Begin RECORD EXCERPTS
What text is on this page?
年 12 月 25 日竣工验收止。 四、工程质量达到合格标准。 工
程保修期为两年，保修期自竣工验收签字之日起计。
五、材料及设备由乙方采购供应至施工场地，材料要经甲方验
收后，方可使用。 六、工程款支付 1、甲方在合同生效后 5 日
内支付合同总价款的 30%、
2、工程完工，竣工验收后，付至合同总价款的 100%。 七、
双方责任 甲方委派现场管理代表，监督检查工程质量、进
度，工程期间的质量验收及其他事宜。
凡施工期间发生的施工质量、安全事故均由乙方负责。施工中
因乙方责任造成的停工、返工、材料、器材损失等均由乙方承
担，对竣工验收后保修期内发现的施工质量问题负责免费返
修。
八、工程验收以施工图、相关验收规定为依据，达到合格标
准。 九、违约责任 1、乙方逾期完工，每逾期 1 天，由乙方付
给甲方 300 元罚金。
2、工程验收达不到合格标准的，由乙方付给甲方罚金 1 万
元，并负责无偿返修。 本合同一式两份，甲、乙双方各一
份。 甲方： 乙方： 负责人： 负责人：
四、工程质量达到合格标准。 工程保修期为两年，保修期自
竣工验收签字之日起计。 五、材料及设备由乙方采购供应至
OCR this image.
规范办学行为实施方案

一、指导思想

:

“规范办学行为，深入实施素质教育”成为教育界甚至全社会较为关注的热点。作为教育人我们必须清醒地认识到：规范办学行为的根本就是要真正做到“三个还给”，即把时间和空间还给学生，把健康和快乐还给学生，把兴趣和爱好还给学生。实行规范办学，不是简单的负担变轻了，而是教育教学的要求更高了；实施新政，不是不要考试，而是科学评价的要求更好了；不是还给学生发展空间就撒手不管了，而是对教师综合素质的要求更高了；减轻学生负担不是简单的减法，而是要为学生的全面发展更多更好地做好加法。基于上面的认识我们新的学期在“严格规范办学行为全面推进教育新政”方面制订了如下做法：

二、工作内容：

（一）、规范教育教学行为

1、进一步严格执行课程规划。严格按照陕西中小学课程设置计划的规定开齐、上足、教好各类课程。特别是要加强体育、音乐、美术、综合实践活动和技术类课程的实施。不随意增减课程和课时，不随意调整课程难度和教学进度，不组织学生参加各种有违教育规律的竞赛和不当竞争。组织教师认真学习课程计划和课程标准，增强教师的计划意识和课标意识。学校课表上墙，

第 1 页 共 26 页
End RECORD EXCERPTS
▸ WRITTEN PROBLEM:
Extract, exactly, the lines above that begin at the line containing "OCR this image." and end at the final line of the records; add no other text.

▸ FINISHED TASK:
OCR this image.
规范办学行为实施方案

一、指导思想

:

“规范办学行为，深入实施素质教育”成为教育界甚至全社会较为关注的热点。作为教育人我们必须清醒地认识到：规范办学行为的根本就是要真正做到“三个还给”，即把时间和空间还给学生，把健康和快乐还给学生，把兴趣和爱好还给学生。实行规范办学，不是简单的负担变轻了，而是教育教学的要求更高了；实施新政，不是不要考试，而是科学评价的要求更好了；不是还给学生发展空间就撒手不管了，而是对教师综合素质的要求更高了；减轻学生负担不是简单的减法，而是要为学生的全面发展更多更好地做好加法。基于上面的认识我们新的学期在“严格规范办学行为全面推进教育新政”方面制订了如下做法：

二、工作内容：

（一）、规范教育教学行为

1、进一步严格执行课程规划。严格按照陕西中小学课程设置计划的规定开齐、上足、教好各类课程。特别是要加强体育、音乐、美术、综合实践活动和技术类课程的实施。不随意增减课程和课时，不随意调整课程难度和教学进度，不组织学生参加各种有违教育规律的竞赛和不当竞争。组织教师认真学习课程计划和课程标准，增强教师的计划意识和课标意识。学校课表上墙，

第 1 页 共 26 页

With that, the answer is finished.